# Do this
Make an exact copy of the entries below with the pictures removed.

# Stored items
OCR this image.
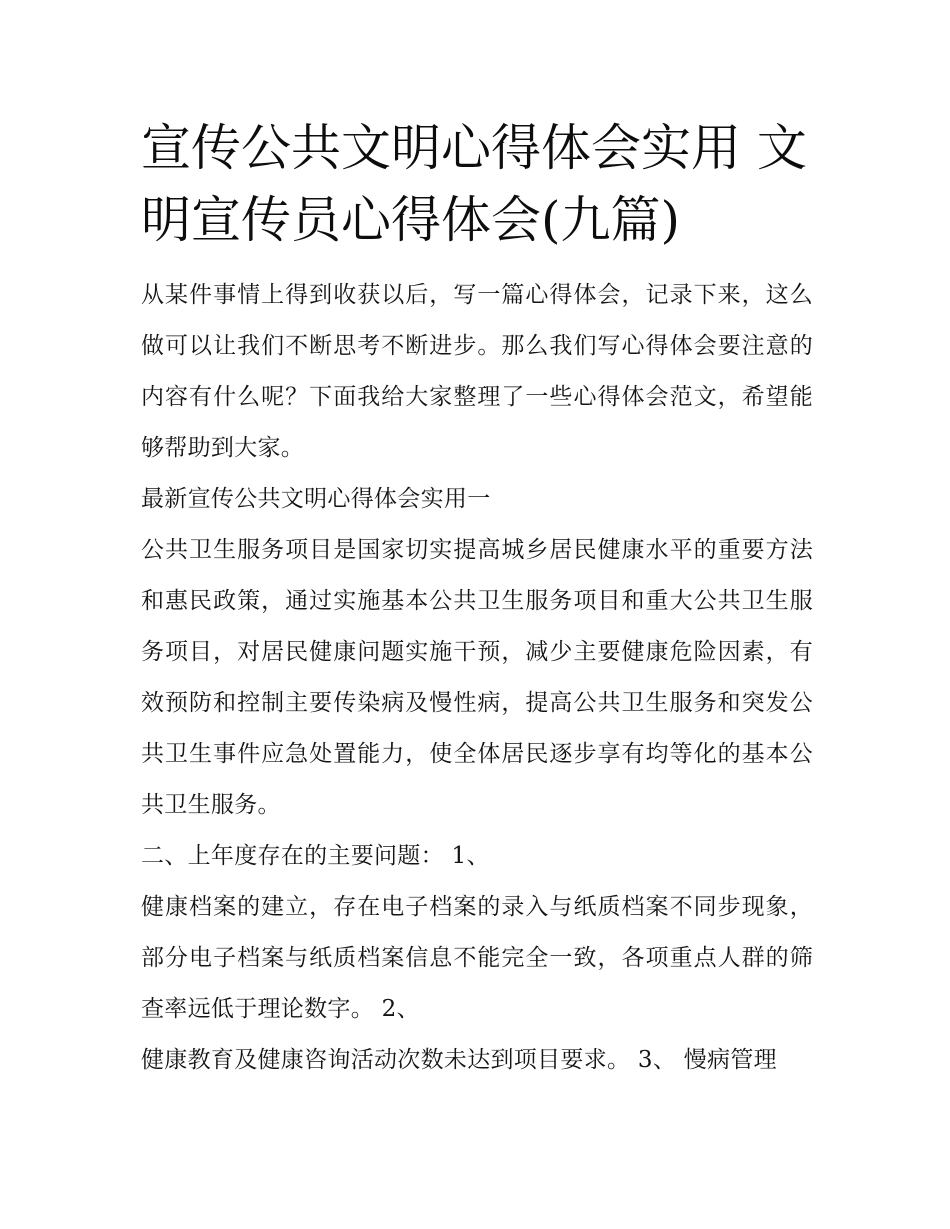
宣传公共文明心得体会实用 文明宣传员心得体会(九篇)

从某件事情上得到收获以后，写一篇心得体会，记录下来，这么做可以让我们不断思考不断进步。那么我们写心得体会要注意的内容有什么呢？下面我给大家整理了一些心得体会范文，希望能够帮助到大家。

最新宣传公共文明心得体会实用一

公共卫生服务项目是国家切实提高城乡居民健康水平的重要方法和惠民政策，通过实施基本公共卫生服务项目和重大公共卫生服务项目，对居民健康问题实施干预，减少主要健康危险因素，有效预防和控制主要传染病及慢性病，提高公共卫生服务和突发公共卫生事件应急处置能力，使全体居民逐步享有均等化的基本公共卫生服务。

二、上年度存在的主要问题： 1、

健康档案的建立，存在电子档案的录入与纸质档案不同步现象，部分电子档案与纸质档案信息不能完全一致，各项重点人群的筛查率远低于理论数字。 2、

健康教育及健康咨询活动次数未达到项目要求。 3、 慢病管理
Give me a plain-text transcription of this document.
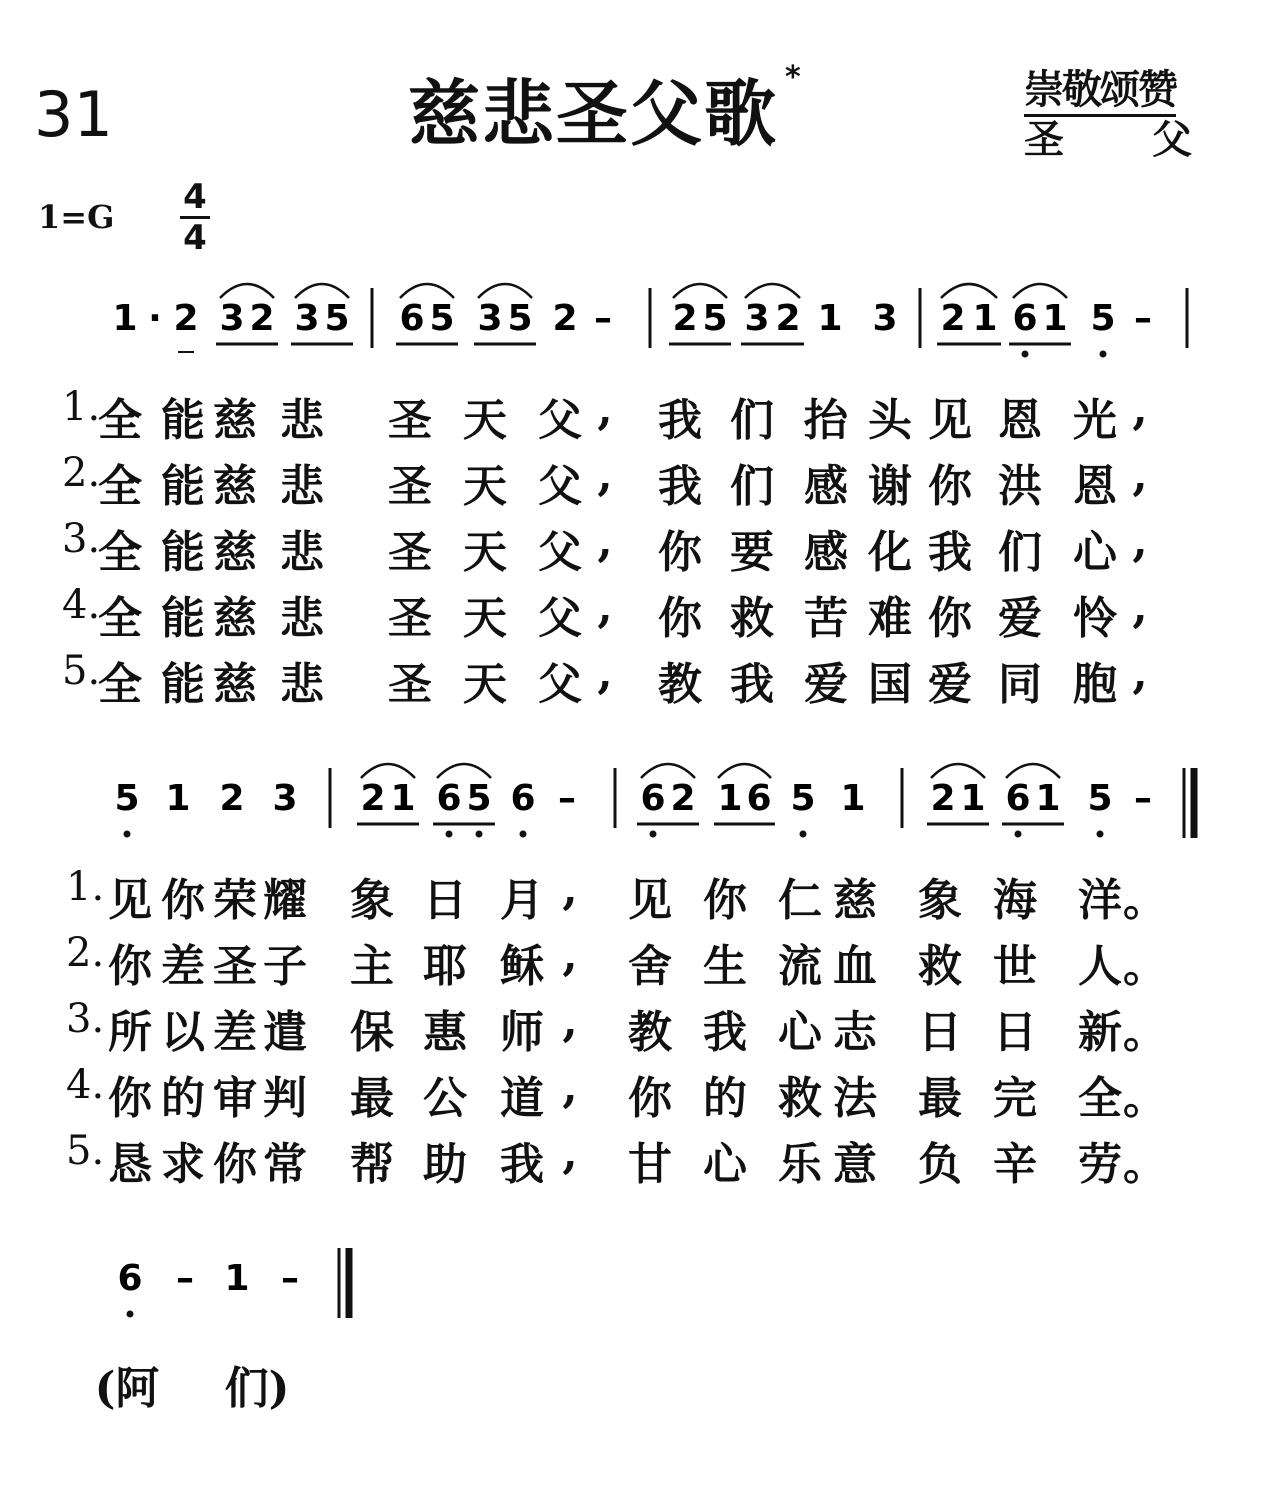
31	慈悲圣父歌 *	崇敬颂赞
圣 父
1=G 4
4
1 · 2 3 2 3 5 6 5 3 5 2 – 2 5 3 2 1 3 2 1 6 1 5 –
5 1 2 3 2 1 6 5 6 – 6 2 1 6 5 1 2 1 6 1 5 –
6 – 1 –
1.
全 能 慈 悲 圣 天 父 ,	我 们 抬 头 见 恩 光 ,
2.
全 能 慈 悲 圣 天 父 ,	我 们 感 谢 你 洪 恩 ,
3.
全 能 慈 悲 圣 天 父 ,	你 要 感 化 我 们 心 ,
4.
全 能 慈 悲 圣 天 父 ,	你 救 苦 难 你 爱 怜 ,
5.
全 能 慈 悲 圣 天 父 ,	教 我 爱 国 爱 同 胞 ,
1. 见 你 荣 耀 象 日 月 ,	见 你 仁 慈 象 海 洋 。
2. 你 差 圣 子 主 耶 稣 ,	舍 生 流 血 救 世 人 。
3. 所 以 差 遣 保 惠 师 ,	教 我 心 志 日 日 新 。
4. 你 的 审 判 最 公 道 ,	你 的 救 法 最 完 全 。
5. 恳 求 你 常 帮 助 我 ,	甘 心 乐 意 负 辛 劳 。
(阿 们)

# Task output
OCR this image.
宣传公共文明心得体会实用 文明宣传员心得体会(九篇)

从某件事情上得到收获以后，写一篇心得体会，记录下来，这么做可以让我们不断思考不断进步。那么我们写心得体会要注意的内容有什么呢？下面我给大家整理了一些心得体会范文，希望能够帮助到大家。

最新宣传公共文明心得体会实用一

公共卫生服务项目是国家切实提高城乡居民健康水平的重要方法和惠民政策，通过实施基本公共卫生服务项目和重大公共卫生服务项目，对居民健康问题实施干预，减少主要健康危险因素，有效预防和控制主要传染病及慢性病，提高公共卫生服务和突发公共卫生事件应急处置能力，使全体居民逐步享有均等化的基本公共卫生服务。

二、上年度存在的主要问题： 1、

健康档案的建立，存在电子档案的录入与纸质档案不同步现象，部分电子档案与纸质档案信息不能完全一致，各项重点人群的筛查率远低于理论数字。 2、

健康教育及健康咨询活动次数未达到项目要求。 3、 慢病管理
Give me a plain-text transcription of this document.
31	慈悲圣父歌 *	崇敬颂赞
圣 父
1=G 4
4
1 · 2 3 2 3 5 6 5 3 5 2 – 2 5 3 2 1 3 2 1 6 1 5 –
5 1 2 3 2 1 6 5 6 – 6 2 1 6 5 1 2 1 6 1 5 –
6 – 1 –
1.
全 能 慈 悲 圣 天 父 ,	我 们 抬 头 见 恩 光 ,
2.
全 能 慈 悲 圣 天 父 ,	我 们 感 谢 你 洪 恩 ,
3.
全 能 慈 悲 圣 天 父 ,	你 要 感 化 我 们 心 ,
4.
全 能 慈 悲 圣 天 父 ,	你 救 苦 难 你 爱 怜 ,
5.
全 能 慈 悲 圣 天 父 ,	教 我 爱 国 爱 同 胞 ,
1. 见 你 荣 耀 象 日 月 ,	见 你 仁 慈 象 海 洋 。
2. 你 差 圣 子 主 耶 稣 ,	舍 生 流 血 救 世 人 。
3. 所 以 差 遣 保 惠 师 ,	教 我 心 志 日 日 新 。
4. 你 的 审 判 最 公 道 ,	你 的 救 法 最 完 全 。
5. 恳 求 你 常 帮 助 我 ,	甘 心 乐 意 负 辛 劳 。
(阿 们)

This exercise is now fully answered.